====== Data supplied ======
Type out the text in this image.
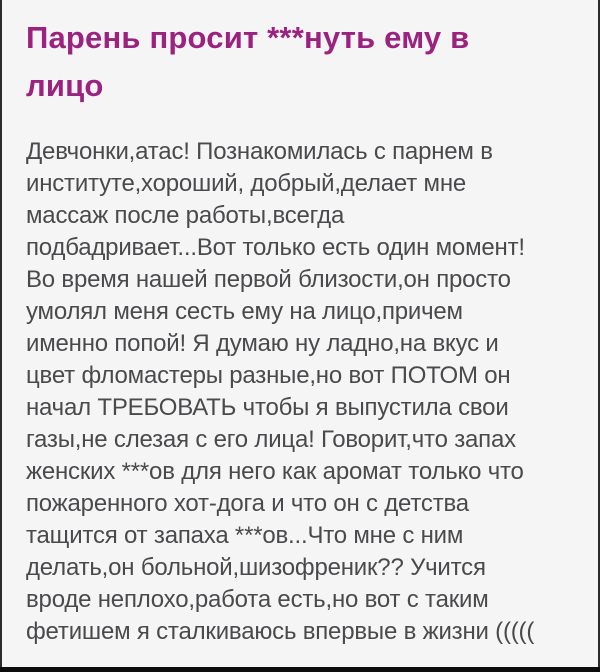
Парень просит ***нуть ему в
лицо
Девчонки,атас! Познакомилась с парнем в
институте,хороший, добрый,делает мне
массаж после работы,всегда
подбадривает...Вот только есть один момент!
Во время нашей первой близости,он просто
умолял меня сесть ему на лицо,причем
именно попой! Я думаю ну ладно,на вкус и
цвет фломастеры разные,но вот ПОТОМ он
начал ТРЕБОВАТЬ чтобы я выпустила свои
газы,не слезая с его лица! Говорит,что запах
женских ***ов для него как аромат только что
пожаренного хот-дога и что он с детства
тащится от запаха ***ов...Что мне с ним
делать,он больной,шизофреник?? Учится
вроде неплохо,работа есть,но вот с таким
фетишем я сталкиваюсь впервые в жизни (((((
======
▶ _Problem_: Output all of the records exactly as they appear above, but not the pictures.

▶ _Solution to this exercise_:
Type out the text in this image.
Парень просит ***нуть ему в
лицо
Девчонки,атас! Познакомилась с парнем в
институте,хороший, добрый,делает мне
массаж после работы,всегда
подбадривает...Вот только есть один момент!
Во время нашей первой близости,он просто
умолял меня сесть ему на лицо,причем
именно попой! Я думаю ну ладно,на вкус и
цвет фломастеры разные,но вот ПОТОМ он
начал ТРЕБОВАТЬ чтобы я выпустила свои
газы,не слезая с его лица! Говорит,что запах
женских ***ов для него как аромат только что
пожаренного хот-дога и что он с детства
тащится от запаха ***ов...Что мне с ним
делать,он больной,шизофреник?? Учится
вроде неплохо,работа есть,но вот с таким
фетишем я сталкиваюсь впервые в жизни (((((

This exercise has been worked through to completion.